● **Brano riportato**:
Il solito golletto iniziale, la solita sconfitta Pro Livorno Sorgenti sempre più in crisi

Lo Scandicci segna subito e raddoppia alla mezzora, nella ripresa si svegliano i livornesi ma il pari resta un miraggio

Dario Serpan

LIVORNO. Il solito gol preso nei primi minuti, poi ne arriva un altro, quindi non basta una ripresa all’arrembaggio per rimediare la situazione. Così anche lo Scandicci ringrazia e si porta via 3 punti dall’Armando Picchi, dove ieri pomeriggio si è imposto per 2-1 sulla Pro Livorno Sorgenti. Era l’ultima dell’anno e c’era la chance di regalarsi un sorriso, invece nulla.


Nel primo tempo la Pls praticamente non entra in campo e lascia il gioco in mano agli avversari, che costruiscono il fortino che poi difendono, seppur con fatica, nella ripresa. Onestamente, questa non è la via per salvarsi. Ci sono ancora diciotto partite in calendario, ma di questo passo è veramente dura. Venendo alla cronaca: prima da titolare per Donatini, che fa coppia a centrocampo con Tartaglione, mentre in attacco torna Camarlinghi nel tridente completato da Canessa e Baracchini.

La Pls parte coperta contro uno Scandicci che attacca con una punta e mezzo, ma dopo soli cinque minuti trova il pertugio giusto per portarsi in vantaggio: percussione dalla destra, palla in verticale e Pierangioli che si ritrova solo soletto davanti a Blundo, quindi lo trafigge comodamente con un rasoterra. Nel primo tempo non c’è praticamente traccia della Pro Livorno Sorgenti, il cui primo tiro in porta arriva al 43’ e tocca a un difensore scomodarsi, perché i tre davanti sono a dir poco evanescenti.

Così ci prova Costanzo con un destro velenoso da posizione defilata, ma il portiere ospite devia. Prima di tutto questo, lo Scandicci fa la sua partita senza neanche bisogno di spingere sull’acceleratore, tanto basta buttare qualche palla in mezzo all’area e prima o poi il raddoppio arriva. Succede, per l’appunto, al 35’ quando sempre Pierangioli si fa trovare puntuale su un traversone dalla destra, devia la palla di testa e firma lo 0-2 con qualche responsabilità di Blundo in uscita.

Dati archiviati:
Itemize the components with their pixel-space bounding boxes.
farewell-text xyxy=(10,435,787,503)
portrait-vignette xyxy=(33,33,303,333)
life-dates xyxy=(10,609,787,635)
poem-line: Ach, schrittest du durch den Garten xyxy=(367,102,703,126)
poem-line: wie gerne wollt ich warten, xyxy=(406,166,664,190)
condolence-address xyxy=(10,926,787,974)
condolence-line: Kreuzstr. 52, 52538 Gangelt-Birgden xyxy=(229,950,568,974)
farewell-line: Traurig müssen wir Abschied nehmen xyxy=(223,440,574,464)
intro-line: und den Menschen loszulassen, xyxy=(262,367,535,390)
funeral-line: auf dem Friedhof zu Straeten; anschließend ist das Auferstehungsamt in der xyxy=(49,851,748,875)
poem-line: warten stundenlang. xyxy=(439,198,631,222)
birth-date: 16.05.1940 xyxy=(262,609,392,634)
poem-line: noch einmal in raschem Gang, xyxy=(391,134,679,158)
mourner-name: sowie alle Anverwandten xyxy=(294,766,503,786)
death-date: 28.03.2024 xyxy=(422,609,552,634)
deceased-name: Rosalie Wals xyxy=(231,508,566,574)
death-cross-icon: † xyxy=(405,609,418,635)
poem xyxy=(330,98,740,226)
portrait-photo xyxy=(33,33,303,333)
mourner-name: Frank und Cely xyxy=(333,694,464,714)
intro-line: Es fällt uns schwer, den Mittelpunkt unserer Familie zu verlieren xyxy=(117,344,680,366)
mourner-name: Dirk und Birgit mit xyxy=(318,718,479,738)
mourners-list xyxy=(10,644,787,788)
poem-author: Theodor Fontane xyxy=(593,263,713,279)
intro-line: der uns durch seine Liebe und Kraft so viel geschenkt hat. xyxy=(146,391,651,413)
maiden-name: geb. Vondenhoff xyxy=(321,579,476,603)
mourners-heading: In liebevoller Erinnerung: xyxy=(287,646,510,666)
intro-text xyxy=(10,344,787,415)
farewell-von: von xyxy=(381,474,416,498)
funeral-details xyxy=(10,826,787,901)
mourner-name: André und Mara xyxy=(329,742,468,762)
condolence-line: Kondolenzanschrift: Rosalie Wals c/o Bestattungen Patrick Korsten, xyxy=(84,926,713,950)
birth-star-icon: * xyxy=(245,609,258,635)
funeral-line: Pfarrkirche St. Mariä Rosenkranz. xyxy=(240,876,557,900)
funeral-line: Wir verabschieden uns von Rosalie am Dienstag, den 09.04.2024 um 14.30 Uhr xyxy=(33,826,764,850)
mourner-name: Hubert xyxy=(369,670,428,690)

● **Cosa fare**: Per favore, continua la cronaca della partita tra Pro Livorno Sorgenti e Scandicci dal punto in cui si ferma. Il materiale qui non serve.

● **La tua risposta**:
Per un problema fisico, l’estremo difensore biancoverde lascia il campo all’intervallo, quindi nella ripresa debutta tra i pali il giovane 2004 Filippo Rossi. Insieme a lui entrano anche Solimano, al posto di un Cavalli poco incisivo, e Giacomo Rossi, che stringe i denti e rileva Donatini, chiaramente a corto di condizione.

I biancoverdi passano al 4-2-3-1 e dopo 11’ accorciano le distanze. Camarlinghi devia una palla messa dentro dalla destra e riapre la partita. C’è tutto un altro piglio nei biancoverdi, che finalmente schiacciano l’avversario nella propria metà campo. Un minuto dopo il gol di Camarlighi, Rossi spara un sinistro in corsa, potente ma impreciso. Il capitano, nonostante giochi con una evidente fasciatura al braccio sinistro (post operazione allo scafoide), dà tutto e trascina la manovra offensiva dei biancoverdi, assieme a un Camarlinghi che sale decisamente di livello. Ma purtroppo non basta, perché la palla non entra più. Lo Scandicci prova a uscire dal guscio e in un paio di circostanze si rende anche pericoloso con Tacconi e Jukic, nuovo innesto nelle file della formazione scesa in campo in completo tutto rosso. Di contro, Camarlinghi sfiora il pareggio all’82’, quando conclude una serpentina in area con un destro secco, ma la palla esce di poco a lato.

Neanche l’assalto finale sortisce l’effetto sperato, lo Scandicci sa soffrire e non ruba niente. La Pls accusa e saluta il 2021 da ultima della classe.